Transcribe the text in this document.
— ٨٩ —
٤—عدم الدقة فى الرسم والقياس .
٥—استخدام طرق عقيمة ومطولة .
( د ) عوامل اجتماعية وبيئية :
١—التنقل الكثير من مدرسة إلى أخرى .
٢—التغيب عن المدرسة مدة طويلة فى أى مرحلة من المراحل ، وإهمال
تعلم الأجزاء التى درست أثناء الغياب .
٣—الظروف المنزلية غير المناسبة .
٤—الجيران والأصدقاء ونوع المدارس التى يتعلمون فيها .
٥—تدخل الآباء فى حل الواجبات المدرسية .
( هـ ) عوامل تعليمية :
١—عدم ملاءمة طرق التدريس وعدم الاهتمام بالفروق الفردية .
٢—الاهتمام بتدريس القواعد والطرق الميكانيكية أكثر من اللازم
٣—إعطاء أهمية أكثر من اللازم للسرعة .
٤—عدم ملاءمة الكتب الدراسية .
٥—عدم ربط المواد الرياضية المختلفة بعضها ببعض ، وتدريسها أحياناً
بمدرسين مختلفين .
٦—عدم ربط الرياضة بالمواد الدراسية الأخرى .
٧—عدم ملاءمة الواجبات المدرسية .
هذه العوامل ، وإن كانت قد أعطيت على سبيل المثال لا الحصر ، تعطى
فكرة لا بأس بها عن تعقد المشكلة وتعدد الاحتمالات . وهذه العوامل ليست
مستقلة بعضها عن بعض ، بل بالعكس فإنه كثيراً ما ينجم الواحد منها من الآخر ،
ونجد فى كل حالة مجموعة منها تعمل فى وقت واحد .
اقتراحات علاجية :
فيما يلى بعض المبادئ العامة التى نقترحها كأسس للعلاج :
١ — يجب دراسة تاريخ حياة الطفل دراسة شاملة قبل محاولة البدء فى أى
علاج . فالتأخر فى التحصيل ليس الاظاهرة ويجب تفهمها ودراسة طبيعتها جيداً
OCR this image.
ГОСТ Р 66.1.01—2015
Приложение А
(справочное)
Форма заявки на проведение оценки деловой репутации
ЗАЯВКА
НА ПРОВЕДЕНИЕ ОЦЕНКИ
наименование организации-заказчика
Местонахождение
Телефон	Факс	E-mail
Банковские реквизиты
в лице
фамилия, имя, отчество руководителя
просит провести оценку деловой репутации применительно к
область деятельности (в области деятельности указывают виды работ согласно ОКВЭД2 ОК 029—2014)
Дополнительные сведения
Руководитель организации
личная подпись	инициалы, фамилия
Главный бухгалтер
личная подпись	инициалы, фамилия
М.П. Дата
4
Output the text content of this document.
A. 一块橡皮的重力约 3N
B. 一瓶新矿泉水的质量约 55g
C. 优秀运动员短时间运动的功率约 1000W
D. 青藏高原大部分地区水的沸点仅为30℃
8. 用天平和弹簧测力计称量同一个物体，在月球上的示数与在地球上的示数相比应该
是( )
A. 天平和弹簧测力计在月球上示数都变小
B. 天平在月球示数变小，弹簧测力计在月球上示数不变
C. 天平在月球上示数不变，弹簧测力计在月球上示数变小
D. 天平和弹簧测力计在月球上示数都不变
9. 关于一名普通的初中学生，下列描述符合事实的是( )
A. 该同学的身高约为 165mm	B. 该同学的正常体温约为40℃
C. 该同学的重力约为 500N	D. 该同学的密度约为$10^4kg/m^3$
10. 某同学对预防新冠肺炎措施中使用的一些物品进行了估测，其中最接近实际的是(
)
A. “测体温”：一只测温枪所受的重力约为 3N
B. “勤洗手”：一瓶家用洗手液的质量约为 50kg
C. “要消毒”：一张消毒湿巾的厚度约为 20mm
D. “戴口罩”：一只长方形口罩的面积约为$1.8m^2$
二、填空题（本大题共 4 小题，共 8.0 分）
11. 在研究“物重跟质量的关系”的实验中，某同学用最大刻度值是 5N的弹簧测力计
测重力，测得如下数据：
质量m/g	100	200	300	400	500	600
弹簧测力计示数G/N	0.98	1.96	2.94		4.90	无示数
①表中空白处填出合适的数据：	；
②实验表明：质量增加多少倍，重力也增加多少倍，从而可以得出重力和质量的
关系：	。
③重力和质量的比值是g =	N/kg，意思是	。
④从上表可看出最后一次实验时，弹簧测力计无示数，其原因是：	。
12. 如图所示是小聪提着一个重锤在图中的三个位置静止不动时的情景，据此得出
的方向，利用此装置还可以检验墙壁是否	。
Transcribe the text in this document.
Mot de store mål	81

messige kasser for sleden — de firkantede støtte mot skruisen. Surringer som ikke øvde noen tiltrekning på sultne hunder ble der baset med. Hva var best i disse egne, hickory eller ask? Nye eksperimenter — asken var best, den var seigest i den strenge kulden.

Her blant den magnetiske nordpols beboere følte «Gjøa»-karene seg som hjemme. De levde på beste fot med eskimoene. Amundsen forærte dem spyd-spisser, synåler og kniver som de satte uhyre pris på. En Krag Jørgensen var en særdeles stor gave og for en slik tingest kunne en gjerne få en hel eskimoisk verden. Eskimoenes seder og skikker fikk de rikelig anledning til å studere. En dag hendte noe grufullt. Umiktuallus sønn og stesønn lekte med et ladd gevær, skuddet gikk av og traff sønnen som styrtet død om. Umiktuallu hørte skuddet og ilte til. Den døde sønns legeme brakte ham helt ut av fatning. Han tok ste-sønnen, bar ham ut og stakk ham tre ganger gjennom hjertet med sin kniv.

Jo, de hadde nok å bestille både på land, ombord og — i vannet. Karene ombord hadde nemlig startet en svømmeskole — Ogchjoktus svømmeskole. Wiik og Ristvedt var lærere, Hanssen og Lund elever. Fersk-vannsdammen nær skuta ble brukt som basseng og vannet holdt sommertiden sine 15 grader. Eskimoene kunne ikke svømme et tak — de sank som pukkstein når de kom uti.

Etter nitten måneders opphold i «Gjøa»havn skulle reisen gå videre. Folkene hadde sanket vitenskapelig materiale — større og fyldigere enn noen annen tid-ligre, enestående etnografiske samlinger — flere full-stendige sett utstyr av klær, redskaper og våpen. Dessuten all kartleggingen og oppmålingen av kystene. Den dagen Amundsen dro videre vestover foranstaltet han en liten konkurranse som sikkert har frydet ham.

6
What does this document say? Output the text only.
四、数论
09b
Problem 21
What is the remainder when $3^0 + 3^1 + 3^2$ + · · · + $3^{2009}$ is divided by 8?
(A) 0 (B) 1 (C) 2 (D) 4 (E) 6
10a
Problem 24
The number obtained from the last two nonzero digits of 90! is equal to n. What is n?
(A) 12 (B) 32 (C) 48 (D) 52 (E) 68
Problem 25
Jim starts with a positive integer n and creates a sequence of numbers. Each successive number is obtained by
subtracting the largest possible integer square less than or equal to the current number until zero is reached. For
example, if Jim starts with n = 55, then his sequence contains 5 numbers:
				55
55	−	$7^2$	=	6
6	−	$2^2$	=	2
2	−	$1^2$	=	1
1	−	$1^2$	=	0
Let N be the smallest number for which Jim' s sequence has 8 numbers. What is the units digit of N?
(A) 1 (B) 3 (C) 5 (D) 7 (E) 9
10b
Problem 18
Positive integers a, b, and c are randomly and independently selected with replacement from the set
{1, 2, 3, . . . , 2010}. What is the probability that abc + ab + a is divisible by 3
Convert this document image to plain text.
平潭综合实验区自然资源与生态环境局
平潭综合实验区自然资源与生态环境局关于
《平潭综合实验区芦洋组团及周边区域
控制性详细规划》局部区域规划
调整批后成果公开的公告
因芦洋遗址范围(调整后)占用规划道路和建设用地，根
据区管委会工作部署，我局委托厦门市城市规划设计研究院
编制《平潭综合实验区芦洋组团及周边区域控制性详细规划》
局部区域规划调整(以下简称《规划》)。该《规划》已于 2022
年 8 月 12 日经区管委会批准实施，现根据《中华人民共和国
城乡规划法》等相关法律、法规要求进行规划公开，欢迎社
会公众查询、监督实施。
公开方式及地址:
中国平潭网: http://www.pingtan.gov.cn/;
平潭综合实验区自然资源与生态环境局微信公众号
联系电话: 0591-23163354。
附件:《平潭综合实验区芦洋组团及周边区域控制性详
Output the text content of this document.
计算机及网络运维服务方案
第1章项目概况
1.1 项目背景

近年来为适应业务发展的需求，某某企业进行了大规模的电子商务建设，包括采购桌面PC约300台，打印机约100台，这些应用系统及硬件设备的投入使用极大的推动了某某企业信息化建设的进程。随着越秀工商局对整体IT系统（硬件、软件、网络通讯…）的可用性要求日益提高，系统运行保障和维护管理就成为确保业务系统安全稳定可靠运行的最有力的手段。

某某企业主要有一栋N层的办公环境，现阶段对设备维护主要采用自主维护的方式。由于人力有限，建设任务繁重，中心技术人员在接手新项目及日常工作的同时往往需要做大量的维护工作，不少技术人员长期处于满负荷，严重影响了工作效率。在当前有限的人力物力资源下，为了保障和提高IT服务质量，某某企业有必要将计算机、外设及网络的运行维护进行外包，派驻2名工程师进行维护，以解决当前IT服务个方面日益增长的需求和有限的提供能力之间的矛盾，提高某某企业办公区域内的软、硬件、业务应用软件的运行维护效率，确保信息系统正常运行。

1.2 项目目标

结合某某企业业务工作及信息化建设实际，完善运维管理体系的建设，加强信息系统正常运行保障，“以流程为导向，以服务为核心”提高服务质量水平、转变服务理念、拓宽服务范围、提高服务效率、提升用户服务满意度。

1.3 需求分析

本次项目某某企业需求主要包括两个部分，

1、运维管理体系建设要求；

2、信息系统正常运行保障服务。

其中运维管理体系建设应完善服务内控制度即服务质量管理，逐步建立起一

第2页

----------

### TASK PROMPT
Find the string "بعضها" in the entries above and return each line that holds it.

### TASK RESPONSE
٥—عدم ربط المواد الرياضية المختلفة بعضها ببعض ، وتدريسها أحياناً
مستقلة بعضها عن بعض ، بل بالعكس فإنه كثيراً ما ينجم الواحد منها من الآخر ،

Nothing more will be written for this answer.